Work instructions: Copy every line of the records below where the word "Signaux" occurs.

Given data:
----------

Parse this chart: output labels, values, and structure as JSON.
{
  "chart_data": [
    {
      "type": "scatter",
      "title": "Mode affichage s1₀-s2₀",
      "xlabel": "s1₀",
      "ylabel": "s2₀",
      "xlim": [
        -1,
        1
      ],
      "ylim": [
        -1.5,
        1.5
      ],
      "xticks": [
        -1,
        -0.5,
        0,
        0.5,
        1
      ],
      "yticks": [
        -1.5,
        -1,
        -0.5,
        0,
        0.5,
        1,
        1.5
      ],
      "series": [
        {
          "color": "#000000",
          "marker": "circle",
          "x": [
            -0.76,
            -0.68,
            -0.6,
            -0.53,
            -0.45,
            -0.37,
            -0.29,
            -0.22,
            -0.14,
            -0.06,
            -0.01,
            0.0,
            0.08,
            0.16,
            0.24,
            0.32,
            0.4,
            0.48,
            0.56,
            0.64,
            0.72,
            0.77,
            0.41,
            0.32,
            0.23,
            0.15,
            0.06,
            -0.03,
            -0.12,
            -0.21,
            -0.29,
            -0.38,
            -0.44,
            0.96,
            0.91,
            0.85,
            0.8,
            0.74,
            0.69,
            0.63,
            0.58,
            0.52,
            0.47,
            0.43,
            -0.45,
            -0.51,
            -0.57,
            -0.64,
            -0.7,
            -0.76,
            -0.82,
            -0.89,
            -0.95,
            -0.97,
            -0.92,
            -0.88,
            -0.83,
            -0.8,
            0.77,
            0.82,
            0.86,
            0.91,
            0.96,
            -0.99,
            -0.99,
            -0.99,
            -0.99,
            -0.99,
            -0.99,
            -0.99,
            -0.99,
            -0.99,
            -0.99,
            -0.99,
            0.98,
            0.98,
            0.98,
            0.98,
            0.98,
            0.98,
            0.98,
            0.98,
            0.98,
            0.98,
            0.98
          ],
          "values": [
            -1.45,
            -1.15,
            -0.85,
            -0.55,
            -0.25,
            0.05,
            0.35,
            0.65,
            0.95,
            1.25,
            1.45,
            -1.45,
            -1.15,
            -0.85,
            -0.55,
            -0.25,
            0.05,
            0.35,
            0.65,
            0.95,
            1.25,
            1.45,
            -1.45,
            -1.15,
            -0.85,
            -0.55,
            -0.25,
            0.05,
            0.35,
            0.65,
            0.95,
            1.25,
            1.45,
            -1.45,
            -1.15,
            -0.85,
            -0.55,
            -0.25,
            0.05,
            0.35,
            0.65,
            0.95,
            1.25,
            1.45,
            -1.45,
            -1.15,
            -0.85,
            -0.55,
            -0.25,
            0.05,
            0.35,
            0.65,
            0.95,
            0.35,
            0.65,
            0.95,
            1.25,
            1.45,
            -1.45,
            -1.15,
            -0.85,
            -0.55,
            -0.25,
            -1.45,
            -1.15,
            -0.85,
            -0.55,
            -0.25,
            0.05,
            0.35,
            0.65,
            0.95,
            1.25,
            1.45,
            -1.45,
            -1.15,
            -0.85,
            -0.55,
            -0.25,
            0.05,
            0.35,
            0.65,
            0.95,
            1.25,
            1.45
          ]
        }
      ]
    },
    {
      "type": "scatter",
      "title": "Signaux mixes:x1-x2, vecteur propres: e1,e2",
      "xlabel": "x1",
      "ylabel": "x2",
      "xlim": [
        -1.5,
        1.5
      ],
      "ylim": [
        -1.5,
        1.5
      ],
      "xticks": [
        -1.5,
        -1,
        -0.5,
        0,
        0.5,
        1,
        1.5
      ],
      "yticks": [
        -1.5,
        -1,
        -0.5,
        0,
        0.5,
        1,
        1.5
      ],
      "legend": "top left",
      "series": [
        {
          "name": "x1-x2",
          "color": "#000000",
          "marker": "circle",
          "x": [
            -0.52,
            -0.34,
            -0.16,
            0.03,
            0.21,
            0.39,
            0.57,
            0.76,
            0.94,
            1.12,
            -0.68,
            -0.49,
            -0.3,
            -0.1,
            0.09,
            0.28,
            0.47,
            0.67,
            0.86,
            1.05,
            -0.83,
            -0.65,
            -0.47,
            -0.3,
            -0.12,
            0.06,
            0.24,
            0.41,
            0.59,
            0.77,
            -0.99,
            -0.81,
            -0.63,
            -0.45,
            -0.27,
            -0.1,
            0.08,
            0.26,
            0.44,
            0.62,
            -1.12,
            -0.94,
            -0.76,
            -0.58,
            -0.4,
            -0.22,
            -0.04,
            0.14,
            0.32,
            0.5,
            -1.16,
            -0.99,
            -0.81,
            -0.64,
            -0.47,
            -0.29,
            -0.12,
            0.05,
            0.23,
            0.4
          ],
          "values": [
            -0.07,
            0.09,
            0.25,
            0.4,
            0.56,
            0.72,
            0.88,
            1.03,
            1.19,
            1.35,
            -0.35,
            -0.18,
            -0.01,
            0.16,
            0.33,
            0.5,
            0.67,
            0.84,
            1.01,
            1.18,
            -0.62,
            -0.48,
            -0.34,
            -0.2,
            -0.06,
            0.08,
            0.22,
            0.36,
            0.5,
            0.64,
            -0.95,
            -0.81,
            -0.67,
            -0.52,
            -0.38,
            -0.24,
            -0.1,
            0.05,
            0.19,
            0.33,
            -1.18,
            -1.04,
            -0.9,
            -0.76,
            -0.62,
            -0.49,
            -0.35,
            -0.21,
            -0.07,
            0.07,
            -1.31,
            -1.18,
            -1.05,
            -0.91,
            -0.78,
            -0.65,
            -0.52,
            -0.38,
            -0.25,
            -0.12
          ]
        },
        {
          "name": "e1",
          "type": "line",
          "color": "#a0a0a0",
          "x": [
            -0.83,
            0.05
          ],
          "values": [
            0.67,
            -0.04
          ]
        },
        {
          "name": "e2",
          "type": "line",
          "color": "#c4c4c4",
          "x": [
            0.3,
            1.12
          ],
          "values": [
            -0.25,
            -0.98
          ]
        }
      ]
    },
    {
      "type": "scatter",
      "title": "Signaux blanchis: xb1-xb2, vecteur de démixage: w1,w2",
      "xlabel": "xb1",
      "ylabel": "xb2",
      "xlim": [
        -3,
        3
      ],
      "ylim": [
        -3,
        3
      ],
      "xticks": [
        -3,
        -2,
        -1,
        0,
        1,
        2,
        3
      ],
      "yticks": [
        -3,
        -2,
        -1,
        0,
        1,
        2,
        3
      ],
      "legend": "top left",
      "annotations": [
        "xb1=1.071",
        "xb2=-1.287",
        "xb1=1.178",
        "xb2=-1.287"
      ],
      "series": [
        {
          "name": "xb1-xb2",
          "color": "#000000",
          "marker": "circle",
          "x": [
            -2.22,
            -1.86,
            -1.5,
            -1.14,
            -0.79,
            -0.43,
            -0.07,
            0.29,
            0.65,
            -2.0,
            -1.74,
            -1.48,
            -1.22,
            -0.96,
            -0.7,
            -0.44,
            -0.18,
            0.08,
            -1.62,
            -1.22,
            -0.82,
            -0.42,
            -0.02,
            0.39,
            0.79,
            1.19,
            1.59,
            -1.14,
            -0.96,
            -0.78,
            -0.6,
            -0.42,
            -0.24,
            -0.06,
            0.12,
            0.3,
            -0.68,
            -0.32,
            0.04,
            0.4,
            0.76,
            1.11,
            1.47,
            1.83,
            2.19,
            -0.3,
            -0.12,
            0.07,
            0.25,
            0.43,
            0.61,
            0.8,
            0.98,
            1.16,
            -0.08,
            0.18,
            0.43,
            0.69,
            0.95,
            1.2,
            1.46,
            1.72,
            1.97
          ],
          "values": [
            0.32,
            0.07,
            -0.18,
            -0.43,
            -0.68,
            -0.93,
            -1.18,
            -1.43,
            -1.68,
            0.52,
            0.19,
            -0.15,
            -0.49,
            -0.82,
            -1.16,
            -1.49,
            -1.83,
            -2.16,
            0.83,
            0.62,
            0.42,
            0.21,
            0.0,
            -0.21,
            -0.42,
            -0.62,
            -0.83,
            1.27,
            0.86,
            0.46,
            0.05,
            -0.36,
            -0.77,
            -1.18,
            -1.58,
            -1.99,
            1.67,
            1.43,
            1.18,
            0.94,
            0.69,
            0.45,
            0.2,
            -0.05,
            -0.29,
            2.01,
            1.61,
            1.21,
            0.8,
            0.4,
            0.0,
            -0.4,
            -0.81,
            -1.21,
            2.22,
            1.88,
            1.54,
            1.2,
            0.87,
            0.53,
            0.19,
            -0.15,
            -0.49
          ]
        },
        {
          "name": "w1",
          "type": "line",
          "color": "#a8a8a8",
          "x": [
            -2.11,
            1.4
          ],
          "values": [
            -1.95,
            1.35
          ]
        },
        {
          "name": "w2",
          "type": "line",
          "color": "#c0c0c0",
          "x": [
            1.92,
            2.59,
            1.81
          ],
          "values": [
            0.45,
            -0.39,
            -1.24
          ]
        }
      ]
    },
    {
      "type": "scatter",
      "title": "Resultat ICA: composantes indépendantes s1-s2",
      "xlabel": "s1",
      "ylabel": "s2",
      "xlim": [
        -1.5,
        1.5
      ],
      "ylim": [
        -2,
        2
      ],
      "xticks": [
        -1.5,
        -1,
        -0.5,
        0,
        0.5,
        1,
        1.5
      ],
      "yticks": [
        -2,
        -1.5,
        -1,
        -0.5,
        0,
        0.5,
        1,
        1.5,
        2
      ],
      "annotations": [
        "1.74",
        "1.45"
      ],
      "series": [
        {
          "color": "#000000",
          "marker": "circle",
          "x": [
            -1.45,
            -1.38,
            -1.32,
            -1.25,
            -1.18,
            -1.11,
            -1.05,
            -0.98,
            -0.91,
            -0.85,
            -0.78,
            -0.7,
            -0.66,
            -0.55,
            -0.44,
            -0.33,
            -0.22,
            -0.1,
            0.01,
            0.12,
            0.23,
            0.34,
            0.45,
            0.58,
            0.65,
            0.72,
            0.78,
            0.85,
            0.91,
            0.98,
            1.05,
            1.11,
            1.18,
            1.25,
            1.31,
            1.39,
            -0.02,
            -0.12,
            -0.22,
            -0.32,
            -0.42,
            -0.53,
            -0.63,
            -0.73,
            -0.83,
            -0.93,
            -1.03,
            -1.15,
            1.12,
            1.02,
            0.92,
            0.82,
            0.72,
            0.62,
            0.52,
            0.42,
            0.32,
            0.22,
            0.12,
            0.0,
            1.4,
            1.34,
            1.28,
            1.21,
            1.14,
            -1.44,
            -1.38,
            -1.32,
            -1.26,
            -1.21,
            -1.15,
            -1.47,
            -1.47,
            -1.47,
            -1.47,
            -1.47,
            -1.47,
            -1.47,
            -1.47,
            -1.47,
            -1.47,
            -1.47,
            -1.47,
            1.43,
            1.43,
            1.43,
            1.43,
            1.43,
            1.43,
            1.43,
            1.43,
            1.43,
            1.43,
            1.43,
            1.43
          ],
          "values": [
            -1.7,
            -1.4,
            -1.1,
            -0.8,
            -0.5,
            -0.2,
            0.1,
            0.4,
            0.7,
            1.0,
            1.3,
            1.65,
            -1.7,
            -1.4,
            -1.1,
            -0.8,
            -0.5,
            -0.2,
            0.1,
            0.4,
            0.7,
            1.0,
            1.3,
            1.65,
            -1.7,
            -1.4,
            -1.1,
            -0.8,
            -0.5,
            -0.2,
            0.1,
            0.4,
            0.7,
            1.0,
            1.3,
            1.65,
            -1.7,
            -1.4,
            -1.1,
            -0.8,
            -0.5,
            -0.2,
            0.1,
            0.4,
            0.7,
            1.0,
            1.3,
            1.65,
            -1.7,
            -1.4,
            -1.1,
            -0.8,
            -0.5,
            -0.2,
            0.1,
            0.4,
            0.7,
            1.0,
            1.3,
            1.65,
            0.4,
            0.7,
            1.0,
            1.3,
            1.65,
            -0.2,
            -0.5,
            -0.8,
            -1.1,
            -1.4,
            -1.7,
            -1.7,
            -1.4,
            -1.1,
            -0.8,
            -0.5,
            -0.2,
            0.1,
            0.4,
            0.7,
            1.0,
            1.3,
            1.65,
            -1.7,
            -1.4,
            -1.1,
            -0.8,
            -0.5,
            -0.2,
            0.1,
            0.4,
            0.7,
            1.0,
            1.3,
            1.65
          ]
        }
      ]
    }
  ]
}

----------

The result:
      "title": "Signaux mixes:x1-x2, vecteur propres: e1,e2",
      "title": "Signaux blanchis: xb1-xb2, vecteur de démixage: w1,w2",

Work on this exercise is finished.